Set task: Find the lines below that contain the string "styků". Copy each one.

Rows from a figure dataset
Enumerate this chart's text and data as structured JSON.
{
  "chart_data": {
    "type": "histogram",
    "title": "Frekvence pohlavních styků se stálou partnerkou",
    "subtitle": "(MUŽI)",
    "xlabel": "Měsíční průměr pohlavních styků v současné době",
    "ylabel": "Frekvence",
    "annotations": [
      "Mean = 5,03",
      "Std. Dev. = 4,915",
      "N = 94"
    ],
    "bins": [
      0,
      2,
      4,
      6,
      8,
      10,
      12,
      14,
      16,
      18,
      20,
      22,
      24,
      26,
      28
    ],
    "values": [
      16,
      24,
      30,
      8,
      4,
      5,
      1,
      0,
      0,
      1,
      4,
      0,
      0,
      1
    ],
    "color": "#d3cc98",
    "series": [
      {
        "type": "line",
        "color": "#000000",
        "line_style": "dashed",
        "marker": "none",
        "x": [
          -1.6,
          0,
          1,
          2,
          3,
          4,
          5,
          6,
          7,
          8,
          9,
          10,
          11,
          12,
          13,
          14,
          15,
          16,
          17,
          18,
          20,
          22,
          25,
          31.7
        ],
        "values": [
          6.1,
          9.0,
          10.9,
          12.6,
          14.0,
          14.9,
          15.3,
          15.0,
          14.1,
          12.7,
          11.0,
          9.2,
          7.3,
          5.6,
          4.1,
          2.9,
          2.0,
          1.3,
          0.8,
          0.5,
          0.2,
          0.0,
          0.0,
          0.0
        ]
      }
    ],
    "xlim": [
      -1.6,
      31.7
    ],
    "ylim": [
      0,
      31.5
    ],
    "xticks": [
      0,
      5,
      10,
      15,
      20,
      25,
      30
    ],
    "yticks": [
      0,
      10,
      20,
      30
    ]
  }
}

* * *

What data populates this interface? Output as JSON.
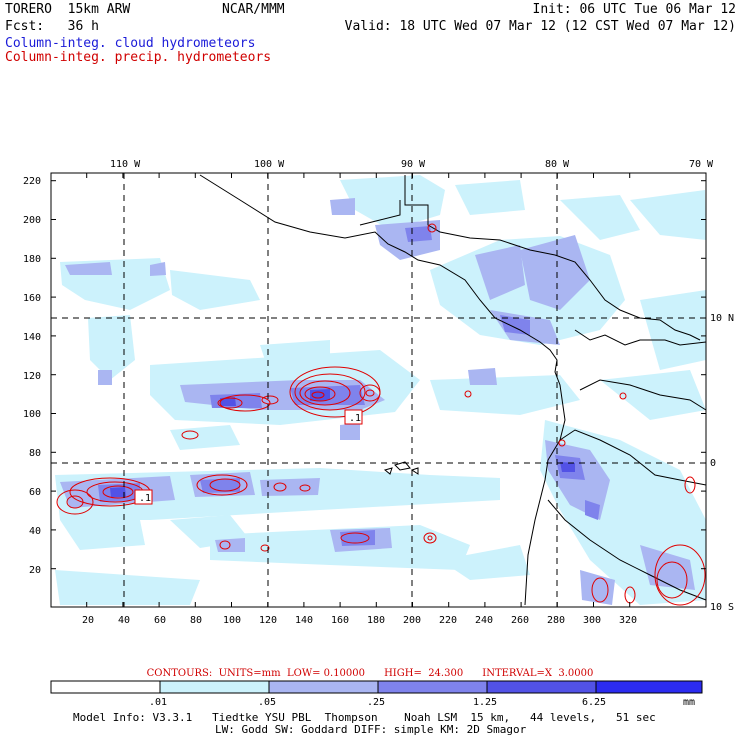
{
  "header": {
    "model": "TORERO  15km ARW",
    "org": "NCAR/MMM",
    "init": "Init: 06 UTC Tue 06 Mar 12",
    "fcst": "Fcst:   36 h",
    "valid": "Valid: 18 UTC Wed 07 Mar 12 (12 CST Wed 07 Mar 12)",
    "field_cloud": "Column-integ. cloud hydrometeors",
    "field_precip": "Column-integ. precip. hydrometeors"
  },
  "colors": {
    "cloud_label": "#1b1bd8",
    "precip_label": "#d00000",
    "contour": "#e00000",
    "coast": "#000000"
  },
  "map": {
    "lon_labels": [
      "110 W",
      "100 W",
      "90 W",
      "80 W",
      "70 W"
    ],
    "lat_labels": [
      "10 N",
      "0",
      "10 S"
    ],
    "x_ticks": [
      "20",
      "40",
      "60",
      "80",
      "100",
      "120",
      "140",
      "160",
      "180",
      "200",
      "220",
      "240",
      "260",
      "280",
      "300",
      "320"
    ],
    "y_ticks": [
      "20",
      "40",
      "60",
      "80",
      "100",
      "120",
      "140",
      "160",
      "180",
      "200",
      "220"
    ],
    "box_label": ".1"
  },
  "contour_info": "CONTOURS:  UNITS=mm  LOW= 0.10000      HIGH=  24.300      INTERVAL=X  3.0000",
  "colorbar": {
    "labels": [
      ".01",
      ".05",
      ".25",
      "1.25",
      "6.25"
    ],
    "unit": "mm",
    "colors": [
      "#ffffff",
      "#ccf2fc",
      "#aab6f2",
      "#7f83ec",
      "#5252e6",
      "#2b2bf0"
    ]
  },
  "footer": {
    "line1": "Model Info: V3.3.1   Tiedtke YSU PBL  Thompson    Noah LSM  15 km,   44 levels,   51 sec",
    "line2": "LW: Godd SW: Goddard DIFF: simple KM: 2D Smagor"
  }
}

==

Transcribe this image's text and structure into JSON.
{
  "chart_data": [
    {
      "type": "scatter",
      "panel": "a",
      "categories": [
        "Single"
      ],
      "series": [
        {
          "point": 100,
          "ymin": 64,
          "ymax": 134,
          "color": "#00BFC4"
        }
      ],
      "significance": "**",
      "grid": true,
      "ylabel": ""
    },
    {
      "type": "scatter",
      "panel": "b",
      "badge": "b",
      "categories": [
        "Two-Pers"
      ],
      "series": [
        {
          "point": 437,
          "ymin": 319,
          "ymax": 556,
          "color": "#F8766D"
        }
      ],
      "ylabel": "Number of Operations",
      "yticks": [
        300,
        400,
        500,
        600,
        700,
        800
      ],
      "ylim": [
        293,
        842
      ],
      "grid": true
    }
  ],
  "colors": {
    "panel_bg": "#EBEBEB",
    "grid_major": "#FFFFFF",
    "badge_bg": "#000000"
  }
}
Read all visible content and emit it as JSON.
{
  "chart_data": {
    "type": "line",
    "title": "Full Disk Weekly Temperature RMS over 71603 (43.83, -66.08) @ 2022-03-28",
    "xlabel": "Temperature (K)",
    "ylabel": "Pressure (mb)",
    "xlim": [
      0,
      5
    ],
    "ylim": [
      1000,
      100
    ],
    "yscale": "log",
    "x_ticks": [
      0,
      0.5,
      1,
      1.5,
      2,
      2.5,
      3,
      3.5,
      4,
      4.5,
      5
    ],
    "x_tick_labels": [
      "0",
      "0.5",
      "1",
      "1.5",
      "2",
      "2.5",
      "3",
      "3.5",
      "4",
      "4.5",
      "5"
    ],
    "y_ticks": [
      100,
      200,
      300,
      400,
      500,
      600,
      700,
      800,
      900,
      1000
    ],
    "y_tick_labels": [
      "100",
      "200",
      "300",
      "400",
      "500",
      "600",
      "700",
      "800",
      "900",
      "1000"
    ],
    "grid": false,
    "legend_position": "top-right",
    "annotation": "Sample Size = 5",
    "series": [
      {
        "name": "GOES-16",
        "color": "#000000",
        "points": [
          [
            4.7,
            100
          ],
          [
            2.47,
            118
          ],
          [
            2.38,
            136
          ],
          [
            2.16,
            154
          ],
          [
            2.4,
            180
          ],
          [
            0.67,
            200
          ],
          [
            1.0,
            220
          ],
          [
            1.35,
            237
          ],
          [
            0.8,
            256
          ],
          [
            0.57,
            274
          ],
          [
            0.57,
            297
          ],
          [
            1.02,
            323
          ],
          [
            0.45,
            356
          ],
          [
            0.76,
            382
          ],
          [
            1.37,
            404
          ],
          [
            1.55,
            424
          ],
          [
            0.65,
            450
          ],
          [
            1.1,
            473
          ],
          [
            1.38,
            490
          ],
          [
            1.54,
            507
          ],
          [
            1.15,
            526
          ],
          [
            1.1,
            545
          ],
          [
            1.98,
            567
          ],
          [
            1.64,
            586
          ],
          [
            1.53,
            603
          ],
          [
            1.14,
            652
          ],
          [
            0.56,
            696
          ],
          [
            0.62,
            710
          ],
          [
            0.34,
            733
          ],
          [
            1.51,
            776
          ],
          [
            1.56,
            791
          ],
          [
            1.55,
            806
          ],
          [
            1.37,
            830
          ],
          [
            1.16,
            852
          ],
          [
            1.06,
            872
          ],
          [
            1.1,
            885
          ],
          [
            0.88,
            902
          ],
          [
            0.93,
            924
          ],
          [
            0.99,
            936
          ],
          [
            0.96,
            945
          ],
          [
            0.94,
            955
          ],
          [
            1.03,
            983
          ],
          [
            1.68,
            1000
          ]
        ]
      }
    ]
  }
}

The response:
    "title": "Frekvence pohlavních styků se stálou partnerkou",
    "xlabel": "Měsíční průměr pohlavních styků v současné době",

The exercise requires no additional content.